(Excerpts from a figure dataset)

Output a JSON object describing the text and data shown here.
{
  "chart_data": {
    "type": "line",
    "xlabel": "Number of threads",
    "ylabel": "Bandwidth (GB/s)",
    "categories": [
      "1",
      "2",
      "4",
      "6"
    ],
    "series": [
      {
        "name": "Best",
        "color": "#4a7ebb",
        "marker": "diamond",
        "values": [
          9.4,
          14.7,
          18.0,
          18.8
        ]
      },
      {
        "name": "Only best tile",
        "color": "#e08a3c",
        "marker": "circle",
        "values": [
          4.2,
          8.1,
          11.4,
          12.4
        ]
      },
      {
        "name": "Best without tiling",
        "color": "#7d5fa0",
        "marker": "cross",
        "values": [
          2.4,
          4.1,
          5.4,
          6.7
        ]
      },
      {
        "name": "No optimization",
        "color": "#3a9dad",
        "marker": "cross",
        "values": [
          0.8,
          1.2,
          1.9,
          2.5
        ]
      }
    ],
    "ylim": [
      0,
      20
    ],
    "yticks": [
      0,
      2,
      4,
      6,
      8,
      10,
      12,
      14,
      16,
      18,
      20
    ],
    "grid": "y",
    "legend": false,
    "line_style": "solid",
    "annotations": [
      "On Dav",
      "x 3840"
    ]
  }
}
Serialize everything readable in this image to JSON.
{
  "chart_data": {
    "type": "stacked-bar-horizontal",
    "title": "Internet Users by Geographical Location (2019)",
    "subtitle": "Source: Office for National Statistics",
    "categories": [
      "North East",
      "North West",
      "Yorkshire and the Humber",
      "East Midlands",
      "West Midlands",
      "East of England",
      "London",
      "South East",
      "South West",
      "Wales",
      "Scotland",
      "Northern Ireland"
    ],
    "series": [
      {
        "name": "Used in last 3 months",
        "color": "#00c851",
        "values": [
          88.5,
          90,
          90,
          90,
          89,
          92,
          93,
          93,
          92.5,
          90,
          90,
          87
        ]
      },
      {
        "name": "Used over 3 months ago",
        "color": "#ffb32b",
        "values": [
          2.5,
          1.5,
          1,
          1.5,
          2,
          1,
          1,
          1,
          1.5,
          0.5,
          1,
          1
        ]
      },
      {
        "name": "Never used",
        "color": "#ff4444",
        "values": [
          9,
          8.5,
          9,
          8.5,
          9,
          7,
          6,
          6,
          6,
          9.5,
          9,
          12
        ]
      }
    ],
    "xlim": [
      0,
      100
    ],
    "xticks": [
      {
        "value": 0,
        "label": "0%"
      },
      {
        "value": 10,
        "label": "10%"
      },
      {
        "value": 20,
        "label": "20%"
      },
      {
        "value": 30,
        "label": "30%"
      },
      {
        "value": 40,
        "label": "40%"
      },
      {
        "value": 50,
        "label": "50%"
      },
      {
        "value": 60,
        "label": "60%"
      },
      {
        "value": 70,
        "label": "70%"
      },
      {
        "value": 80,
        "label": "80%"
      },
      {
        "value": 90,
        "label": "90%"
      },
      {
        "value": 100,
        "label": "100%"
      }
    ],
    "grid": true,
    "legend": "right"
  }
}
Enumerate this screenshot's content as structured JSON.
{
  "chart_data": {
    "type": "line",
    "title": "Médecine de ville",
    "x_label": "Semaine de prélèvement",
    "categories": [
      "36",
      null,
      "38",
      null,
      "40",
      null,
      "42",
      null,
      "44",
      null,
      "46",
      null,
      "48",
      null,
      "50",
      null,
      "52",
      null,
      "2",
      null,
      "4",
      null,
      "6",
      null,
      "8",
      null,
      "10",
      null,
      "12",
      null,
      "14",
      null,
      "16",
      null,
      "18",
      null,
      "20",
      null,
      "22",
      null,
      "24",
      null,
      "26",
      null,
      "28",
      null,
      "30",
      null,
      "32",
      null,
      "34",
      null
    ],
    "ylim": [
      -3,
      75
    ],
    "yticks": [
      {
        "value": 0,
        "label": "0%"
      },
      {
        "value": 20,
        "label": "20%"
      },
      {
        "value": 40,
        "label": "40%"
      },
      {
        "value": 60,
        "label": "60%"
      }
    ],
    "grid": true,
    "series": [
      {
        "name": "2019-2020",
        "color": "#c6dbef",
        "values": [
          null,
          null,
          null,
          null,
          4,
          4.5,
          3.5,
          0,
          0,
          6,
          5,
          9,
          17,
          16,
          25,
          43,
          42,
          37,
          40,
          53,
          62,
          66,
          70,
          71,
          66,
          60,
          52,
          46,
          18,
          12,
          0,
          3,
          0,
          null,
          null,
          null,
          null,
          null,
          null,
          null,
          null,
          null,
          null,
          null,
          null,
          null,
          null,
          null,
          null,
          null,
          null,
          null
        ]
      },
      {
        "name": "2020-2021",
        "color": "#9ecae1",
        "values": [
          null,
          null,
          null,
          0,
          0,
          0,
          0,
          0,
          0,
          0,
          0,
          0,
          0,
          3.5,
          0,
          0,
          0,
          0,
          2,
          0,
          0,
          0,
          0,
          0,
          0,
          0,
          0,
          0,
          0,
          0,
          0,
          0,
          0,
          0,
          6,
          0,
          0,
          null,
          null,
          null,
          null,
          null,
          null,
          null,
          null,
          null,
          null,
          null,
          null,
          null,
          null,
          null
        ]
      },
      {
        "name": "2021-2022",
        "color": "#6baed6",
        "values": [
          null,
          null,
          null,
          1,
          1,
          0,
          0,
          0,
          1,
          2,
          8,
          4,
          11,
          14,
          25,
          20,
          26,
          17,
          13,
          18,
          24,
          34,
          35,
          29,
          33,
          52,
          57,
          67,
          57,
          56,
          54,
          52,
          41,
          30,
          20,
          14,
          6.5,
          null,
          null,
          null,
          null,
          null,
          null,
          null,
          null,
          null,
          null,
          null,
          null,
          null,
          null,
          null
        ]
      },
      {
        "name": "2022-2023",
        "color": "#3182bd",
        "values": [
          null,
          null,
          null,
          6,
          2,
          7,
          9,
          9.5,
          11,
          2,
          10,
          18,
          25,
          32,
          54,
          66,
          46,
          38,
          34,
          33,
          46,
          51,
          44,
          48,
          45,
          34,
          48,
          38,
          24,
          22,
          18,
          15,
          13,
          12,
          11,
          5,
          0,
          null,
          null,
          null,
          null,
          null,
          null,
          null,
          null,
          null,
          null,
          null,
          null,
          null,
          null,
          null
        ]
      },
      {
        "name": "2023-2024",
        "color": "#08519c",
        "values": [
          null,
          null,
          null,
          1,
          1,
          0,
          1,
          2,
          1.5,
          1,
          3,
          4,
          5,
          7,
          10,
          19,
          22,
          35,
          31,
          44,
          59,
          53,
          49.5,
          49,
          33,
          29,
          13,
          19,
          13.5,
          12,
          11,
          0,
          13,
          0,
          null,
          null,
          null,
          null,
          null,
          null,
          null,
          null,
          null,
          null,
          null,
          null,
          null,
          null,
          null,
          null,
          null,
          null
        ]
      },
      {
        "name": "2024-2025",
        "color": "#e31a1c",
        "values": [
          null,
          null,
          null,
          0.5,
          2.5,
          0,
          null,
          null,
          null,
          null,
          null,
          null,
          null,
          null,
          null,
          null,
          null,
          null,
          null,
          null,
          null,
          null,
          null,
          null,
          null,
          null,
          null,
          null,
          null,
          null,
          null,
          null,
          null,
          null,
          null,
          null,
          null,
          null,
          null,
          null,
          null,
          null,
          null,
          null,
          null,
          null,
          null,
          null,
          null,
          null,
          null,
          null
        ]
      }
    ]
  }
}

### [TASK DIRECTIONS]
Please quote the data above in full, with no line missing.

### [FULL RESPONSE]
Output a JSON object describing the text and data shown here.
{
  "chart_data": {
    "type": "line",
    "xlabel": "Number of threads",
    "ylabel": "Bandwidth (GB/s)",
    "categories": [
      "1",
      "2",
      "4",
      "6"
    ],
    "series": [
      {
        "name": "Best",
        "color": "#4a7ebb",
        "marker": "diamond",
        "values": [
          9.4,
          14.7,
          18.0,
          18.8
        ]
      },
      {
        "name": "Only best tile",
        "color": "#e08a3c",
        "marker": "circle",
        "values": [
          4.2,
          8.1,
          11.4,
          12.4
        ]
      },
      {
        "name": "Best without tiling",
        "color": "#7d5fa0",
        "marker": "cross",
        "values": [
          2.4,
          4.1,
          5.4,
          6.7
        ]
      },
      {
        "name": "No optimization",
        "color": "#3a9dad",
        "marker": "cross",
        "values": [
          0.8,
          1.2,
          1.9,
          2.5
        ]
      }
    ],
    "ylim": [
      0,
      20
    ],
    "yticks": [
      0,
      2,
      4,
      6,
      8,
      10,
      12,
      14,
      16,
      18,
      20
    ],
    "grid": "y",
    "legend": false,
    "line_style": "solid",
    "annotations": [
      "On Dav",
      "x 3840"
    ]
  }
}
Serialize everything readable in this image to JSON.
{
  "chart_data": {
    "type": "stacked-bar-horizontal",
    "title": "Internet Users by Geographical Location (2019)",
    "subtitle": "Source: Office for National Statistics",
    "categories": [
      "North East",
      "North West",
      "Yorkshire and the Humber",
      "East Midlands",
      "West Midlands",
      "East of England",
      "London",
      "South East",
      "South West",
      "Wales",
      "Scotland",
      "Northern Ireland"
    ],
    "series": [
      {
        "name": "Used in last 3 months",
        "color": "#00c851",
        "values": [
          88.5,
          90,
          90,
          90,
          89,
          92,
          93,
          93,
          92.5,
          90,
          90,
          87
        ]
      },
      {
        "name": "Used over 3 months ago",
        "color": "#ffb32b",
        "values": [
          2.5,
          1.5,
          1,
          1.5,
          2,
          1,
          1,
          1,
          1.5,
          0.5,
          1,
          1
        ]
      },
      {
        "name": "Never used",
        "color": "#ff4444",
        "values": [
          9,
          8.5,
          9,
          8.5,
          9,
          7,
          6,
          6,
          6,
          9.5,
          9,
          12
        ]
      }
    ],
    "xlim": [
      0,
      100
    ],
    "xticks": [
      {
        "value": 0,
        "label": "0%"
      },
      {
        "value": 10,
        "label": "10%"
      },
      {
        "value": 20,
        "label": "20%"
      },
      {
        "value": 30,
        "label": "30%"
      },
      {
        "value": 40,
        "label": "40%"
      },
      {
        "value": 50,
        "label": "50%"
      },
      {
        "value": 60,
        "label": "60%"
      },
      {
        "value": 70,
        "label": "70%"
      },
      {
        "value": 80,
        "label": "80%"
      },
      {
        "value": 90,
        "label": "90%"
      },
      {
        "value": 100,
        "label": "100%"
      }
    ],
    "grid": true,
    "legend": "right"
  }
}
Enumerate this screenshot's content as structured JSON.
{
  "chart_data": {
    "type": "line",
    "title": "Médecine de ville",
    "x_label": "Semaine de prélèvement",
    "categories": [
      "36",
      null,
      "38",
      null,
      "40",
      null,
      "42",
      null,
      "44",
      null,
      "46",
      null,
      "48",
      null,
      "50",
      null,
      "52",
      null,
      "2",
      null,
      "4",
      null,
      "6",
      null,
      "8",
      null,
      "10",
      null,
      "12",
      null,
      "14",
      null,
      "16",
      null,
      "18",
      null,
      "20",
      null,
      "22",
      null,
      "24",
      null,
      "26",
      null,
      "28",
      null,
      "30",
      null,
      "32",
      null,
      "34",
      null
    ],
    "ylim": [
      -3,
      75
    ],
    "yticks": [
      {
        "value": 0,
        "label": "0%"
      },
      {
        "value": 20,
        "label": "20%"
      },
      {
        "value": 40,
        "label": "40%"
      },
      {
        "value": 60,
        "label": "60%"
      }
    ],
    "grid": true,
    "series": [
      {
        "name": "2019-2020",
        "color": "#c6dbef",
        "values": [
          null,
          null,
          null,
          null,
          4,
          4.5,
          3.5,
          0,
          0,
          6,
          5,
          9,
          17,
          16,
          25,
          43,
          42,
          37,
          40,
          53,
          62,
          66,
          70,
          71,
          66,
          60,
          52,
          46,
          18,
          12,
          0,
          3,
          0,
          null,
          null,
          null,
          null,
          null,
          null,
          null,
          null,
          null,
          null,
          null,
          null,
          null,
          null,
          null,
          null,
          null,
          null,
          null
        ]
      },
      {
        "name": "2020-2021",
        "color": "#9ecae1",
        "values": [
          null,
          null,
          null,
          0,
          0,
          0,
          0,
          0,
          0,
          0,
          0,
          0,
          0,
          3.5,
          0,
          0,
          0,
          0,
          2,
          0,
          0,
          0,
          0,
          0,
          0,
          0,
          0,
          0,
          0,
          0,
          0,
          0,
          0,
          0,
          6,
          0,
          0,
          null,
          null,
          null,
          null,
          null,
          null,
          null,
          null,
          null,
          null,
          null,
          null,
          null,
          null,
          null
        ]
      },
      {
        "name": "2021-2022",
        "color": "#6baed6",
        "values": [
          null,
          null,
          null,
          1,
          1,
          0,
          0,
          0,
          1,
          2,
          8,
          4,
          11,
          14,
          25,
          20,
          26,
          17,
          13,
          18,
          24,
          34,
          35,
          29,
          33,
          52,
          57,
          67,
          57,
          56,
          54,
          52,
          41,
          30,
          20,
          14,
          6.5,
          null,
          null,
          null,
          null,
          null,
          null,
          null,
          null,
          null,
          null,
          null,
          null,
          null,
          null,
          null
        ]
      },
      {
        "name": "2022-2023",
        "color": "#3182bd",
        "values": [
          null,
          null,
          null,
          6,
          2,
          7,
          9,
          9.5,
          11,
          2,
          10,
          18,
          25,
          32,
          54,
          66,
          46,
          38,
          34,
          33,
          46,
          51,
          44,
          48,
          45,
          34,
          48,
          38,
          24,
          22,
          18,
          15,
          13,
          12,
          11,
          5,
          0,
          null,
          null,
          null,
          null,
          null,
          null,
          null,
          null,
          null,
          null,
          null,
          null,
          null,
          null,
          null
        ]
      },
      {
        "name": "2023-2024",
        "color": "#08519c",
        "values": [
          null,
          null,
          null,
          1,
          1,
          0,
          1,
          2,
          1.5,
          1,
          3,
          4,
          5,
          7,
          10,
          19,
          22,
          35,
          31,
          44,
          59,
          53,
          49.5,
          49,
          33,
          29,
          13,
          19,
          13.5,
          12,
          11,
          0,
          13,
          0,
          null,
          null,
          null,
          null,
          null,
          null,
          null,
          null,
          null,
          null,
          null,
          null,
          null,
          null,
          null,
          null,
          null,
          null
        ]
      },
      {
        "name": "2024-2025",
        "color": "#e31a1c",
        "values": [
          null,
          null,
          null,
          0.5,
          2.5,
          0,
          null,
          null,
          null,
          null,
          null,
          null,
          null,
          null,
          null,
          null,
          null,
          null,
          null,
          null,
          null,
          null,
          null,
          null,
          null,
          null,
          null,
          null,
          null,
          null,
          null,
          null,
          null,
          null,
          null,
          null,
          null,
          null,
          null,
          null,
          null,
          null,
          null,
          null,
          null,
          null,
          null,
          null,
          null,
          null,
          null,
          null
        ]
      }
    ]
  }
}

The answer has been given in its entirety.